▶ Figure record extracts
⁂

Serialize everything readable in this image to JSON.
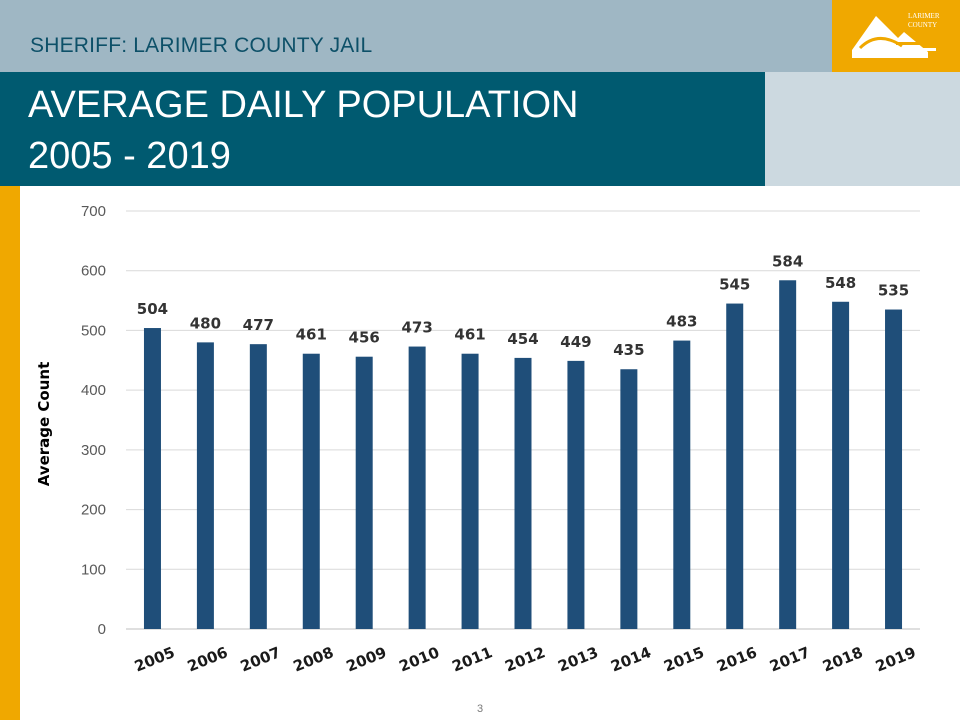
{
  "header": {
    "subtitle": "SHERIFF:  LARIMER COUNTY JAIL",
    "title_line1": "AVERAGE DAILY POPULATION",
    "title_line2": "2005 - 2019",
    "logo_line1": "LARIMER",
    "logo_line2": "COUNTY"
  },
  "colors": {
    "top_band": "#9fb7c4",
    "title_band": "#005a70",
    "accent": "#f0a800",
    "bar": "#1f4e79"
  },
  "page_number": "3",
  "chart_data": {
    "type": "bar",
    "categories": [
      "2005",
      "2006",
      "2007",
      "2008",
      "2009",
      "2010",
      "2011",
      "2012",
      "2013",
      "2014",
      "2015",
      "2016",
      "2017",
      "2018",
      "2019"
    ],
    "values": [
      504,
      480,
      477,
      461,
      456,
      473,
      461,
      454,
      449,
      435,
      483,
      545,
      584,
      548,
      535
    ],
    "title": "",
    "xlabel": "",
    "ylabel": "Average Count",
    "ylim": [
      0,
      700
    ],
    "yticks": [
      0,
      100,
      200,
      300,
      400,
      500,
      600,
      700
    ],
    "grid": true,
    "data_labels": true
  }
}
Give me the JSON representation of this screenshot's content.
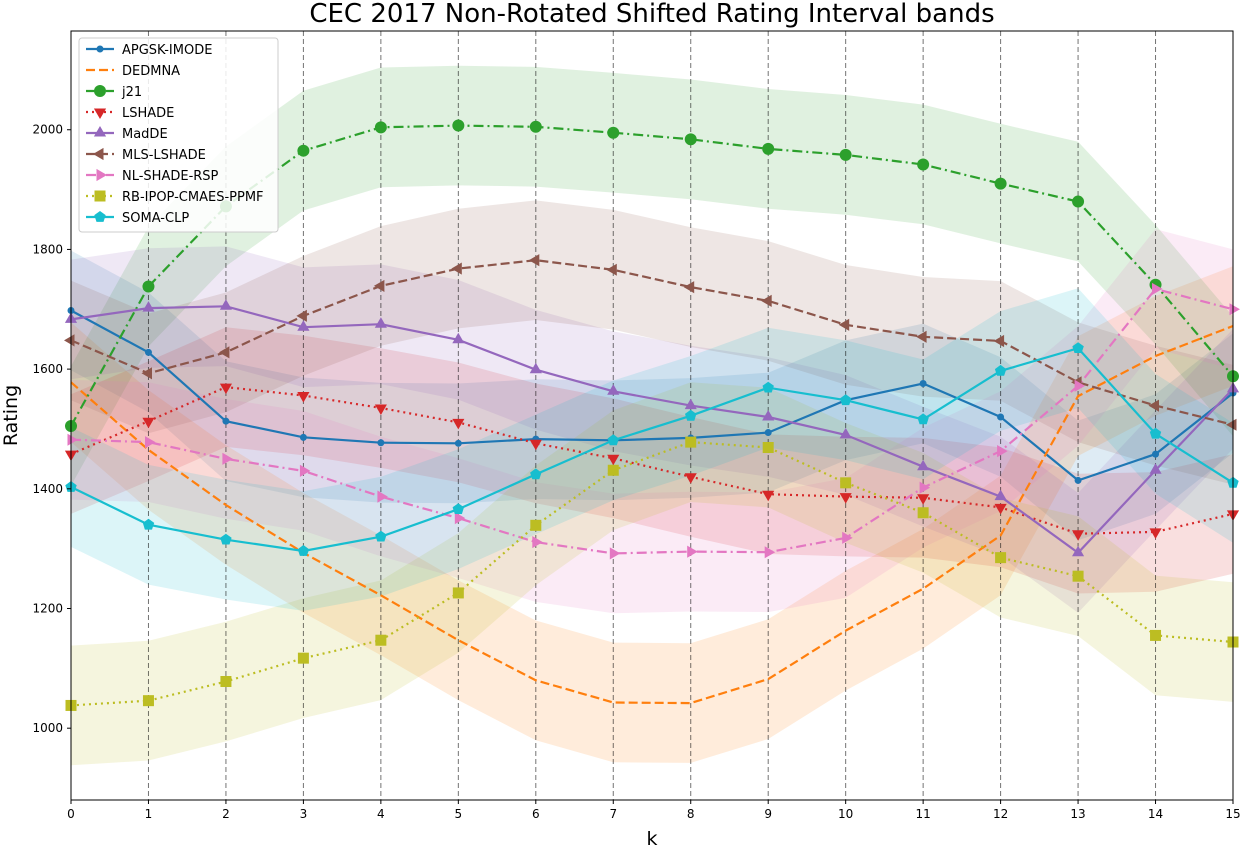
{
  "chart_data": {
    "type": "line",
    "title": "CEC 2017 Non-Rotated Shifted Rating Interval bands",
    "xlabel": "k",
    "ylabel": "Rating",
    "x": [
      0,
      1,
      2,
      3,
      4,
      5,
      6,
      7,
      8,
      9,
      10,
      11,
      12,
      13,
      14,
      15
    ],
    "xlim": [
      0,
      15
    ],
    "ylim": [
      880,
      2165
    ],
    "yticks": [
      1000,
      1200,
      1400,
      1600,
      1800,
      2000
    ],
    "grid": "vertical dashed lines at each k",
    "legend_position": "upper-left",
    "band_halfwidth": 100,
    "series": [
      {
        "name": "APGSK-IMODE",
        "color": "#1f77b4",
        "linestyle": "solid",
        "marker": "point",
        "values": [
          1698,
          1628,
          1513,
          1486,
          1477,
          1476,
          1483,
          1481,
          1485,
          1494,
          1548,
          1576,
          1520,
          1414,
          1458,
          1560
        ]
      },
      {
        "name": "DEDMNA",
        "color": "#ff7f0e",
        "linestyle": "dashed",
        "marker": "none",
        "values": [
          1578,
          1465,
          1373,
          1293,
          1222,
          1147,
          1080,
          1043,
          1042,
          1082,
          1163,
          1233,
          1322,
          1555,
          1622,
          1672
        ]
      },
      {
        "name": "j21",
        "color": "#2ca02c",
        "linestyle": "dashdot",
        "marker": "circle",
        "values": [
          1505,
          1738,
          1872,
          1965,
          2004,
          2007,
          2005,
          1995,
          1984,
          1968,
          1958,
          1942,
          1910,
          1880,
          1741,
          1588
        ]
      },
      {
        "name": "LSHADE",
        "color": "#d62728",
        "linestyle": "dotted",
        "marker": "triangle-down",
        "values": [
          1458,
          1513,
          1570,
          1556,
          1535,
          1511,
          1476,
          1451,
          1420,
          1391,
          1387,
          1385,
          1369,
          1325,
          1328,
          1358
        ]
      },
      {
        "name": "MadDE",
        "color": "#9467bd",
        "linestyle": "solid",
        "marker": "triangle-up",
        "values": [
          1683,
          1702,
          1705,
          1670,
          1675,
          1649,
          1599,
          1563,
          1539,
          1520,
          1490,
          1437,
          1387,
          1293,
          1431,
          1567
        ]
      },
      {
        "name": "MLS-LSHADE",
        "color": "#8c564b",
        "linestyle": "dashed",
        "marker": "triangle-left",
        "values": [
          1648,
          1593,
          1628,
          1689,
          1739,
          1768,
          1782,
          1766,
          1737,
          1714,
          1674,
          1654,
          1647,
          1578,
          1539,
          1507
        ]
      },
      {
        "name": "NL-SHADE-RSP",
        "color": "#e377c2",
        "linestyle": "dashdot",
        "marker": "triangle-right",
        "values": [
          1482,
          1478,
          1450,
          1430,
          1387,
          1351,
          1311,
          1292,
          1295,
          1294,
          1318,
          1402,
          1463,
          1572,
          1734,
          1700
        ]
      },
      {
        "name": "RB-IPOP-CMAES-PPMF",
        "color": "#bcbd22",
        "linestyle": "dotted",
        "marker": "square",
        "values": [
          1038,
          1046,
          1078,
          1117,
          1147,
          1226,
          1339,
          1431,
          1478,
          1469,
          1410,
          1360,
          1285,
          1254,
          1155,
          1144
        ]
      },
      {
        "name": "SOMA-CLP",
        "color": "#17becf",
        "linestyle": "solid",
        "marker": "pentagon",
        "values": [
          1403,
          1340,
          1315,
          1296,
          1320,
          1366,
          1424,
          1481,
          1522,
          1569,
          1548,
          1516,
          1597,
          1635,
          1492,
          1410
        ]
      }
    ]
  }
}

⁂

▶ Aim
Go through the data above and transcribe it in full, omitting any image.

▶ Correct output
Serialize everything readable in this image to JSON.
{
  "header": {
    "subtitle": "SHERIFF:  LARIMER COUNTY JAIL",
    "title_line1": "AVERAGE DAILY POPULATION",
    "title_line2": "2005 - 2019",
    "logo_line1": "LARIMER",
    "logo_line2": "COUNTY"
  },
  "colors": {
    "top_band": "#9fb7c4",
    "title_band": "#005a70",
    "accent": "#f0a800",
    "bar": "#1f4e79"
  },
  "page_number": "3",
  "chart_data": {
    "type": "bar",
    "categories": [
      "2005",
      "2006",
      "2007",
      "2008",
      "2009",
      "2010",
      "2011",
      "2012",
      "2013",
      "2014",
      "2015",
      "2016",
      "2017",
      "2018",
      "2019"
    ],
    "values": [
      504,
      480,
      477,
      461,
      456,
      473,
      461,
      454,
      449,
      435,
      483,
      545,
      584,
      548,
      535
    ],
    "title": "",
    "xlabel": "",
    "ylabel": "Average Count",
    "ylim": [
      0,
      700
    ],
    "yticks": [
      0,
      100,
      200,
      300,
      400,
      500,
      600,
      700
    ],
    "grid": true,
    "data_labels": true
  }
}
Give me the JSON representation of this screenshot's content.
{
  "chart_data": {
    "type": "line",
    "title": "CEC 2017 Non-Rotated Shifted Rating Interval bands",
    "xlabel": "k",
    "ylabel": "Rating",
    "x": [
      0,
      1,
      2,
      3,
      4,
      5,
      6,
      7,
      8,
      9,
      10,
      11,
      12,
      13,
      14,
      15
    ],
    "xlim": [
      0,
      15
    ],
    "ylim": [
      880,
      2165
    ],
    "yticks": [
      1000,
      1200,
      1400,
      1600,
      1800,
      2000
    ],
    "grid": "vertical dashed lines at each k",
    "legend_position": "upper-left",
    "band_halfwidth": 100,
    "series": [
      {
        "name": "APGSK-IMODE",
        "color": "#1f77b4",
        "linestyle": "solid",
        "marker": "point",
        "values": [
          1698,
          1628,
          1513,
          1486,
          1477,
          1476,
          1483,
          1481,
          1485,
          1494,
          1548,
          1576,
          1520,
          1414,
          1458,
          1560
        ]
      },
      {
        "name": "DEDMNA",
        "color": "#ff7f0e",
        "linestyle": "dashed",
        "marker": "none",
        "values": [
          1578,
          1465,
          1373,
          1293,
          1222,
          1147,
          1080,
          1043,
          1042,
          1082,
          1163,
          1233,
          1322,
          1555,
          1622,
          1672
        ]
      },
      {
        "name": "j21",
        "color": "#2ca02c",
        "linestyle": "dashdot",
        "marker": "circle",
        "values": [
          1505,
          1738,
          1872,
          1965,
          2004,
          2007,
          2005,
          1995,
          1984,
          1968,
          1958,
          1942,
          1910,
          1880,
          1741,
          1588
        ]
      },
      {
        "name": "LSHADE",
        "color": "#d62728",
        "linestyle": "dotted",
        "marker": "triangle-down",
        "values": [
          1458,
          1513,
          1570,
          1556,
          1535,
          1511,
          1476,
          1451,
          1420,
          1391,
          1387,
          1385,
          1369,
          1325,
          1328,
          1358
        ]
      },
      {
        "name": "MadDE",
        "color": "#9467bd",
        "linestyle": "solid",
        "marker": "triangle-up",
        "values": [
          1683,
          1702,
          1705,
          1670,
          1675,
          1649,
          1599,
          1563,
          1539,
          1520,
          1490,
          1437,
          1387,
          1293,
          1431,
          1567
        ]
      },
      {
        "name": "MLS-LSHADE",
        "color": "#8c564b",
        "linestyle": "dashed",
        "marker": "triangle-left",
        "values": [
          1648,
          1593,
          1628,
          1689,
          1739,
          1768,
          1782,
          1766,
          1737,
          1714,
          1674,
          1654,
          1647,
          1578,
          1539,
          1507
        ]
      },
      {
        "name": "NL-SHADE-RSP",
        "color": "#e377c2",
        "linestyle": "dashdot",
        "marker": "triangle-right",
        "values": [
          1482,
          1478,
          1450,
          1430,
          1387,
          1351,
          1311,
          1292,
          1295,
          1294,
          1318,
          1402,
          1463,
          1572,
          1734,
          1700
        ]
      },
      {
        "name": "RB-IPOP-CMAES-PPMF",
        "color": "#bcbd22",
        "linestyle": "dotted",
        "marker": "square",
        "values": [
          1038,
          1046,
          1078,
          1117,
          1147,
          1226,
          1339,
          1431,
          1478,
          1469,
          1410,
          1360,
          1285,
          1254,
          1155,
          1144
        ]
      },
      {
        "name": "SOMA-CLP",
        "color": "#17becf",
        "linestyle": "solid",
        "marker": "pentagon",
        "values": [
          1403,
          1340,
          1315,
          1296,
          1320,
          1366,
          1424,
          1481,
          1522,
          1569,
          1548,
          1516,
          1597,
          1635,
          1492,
          1410
        ]
      }
    ]
  }
}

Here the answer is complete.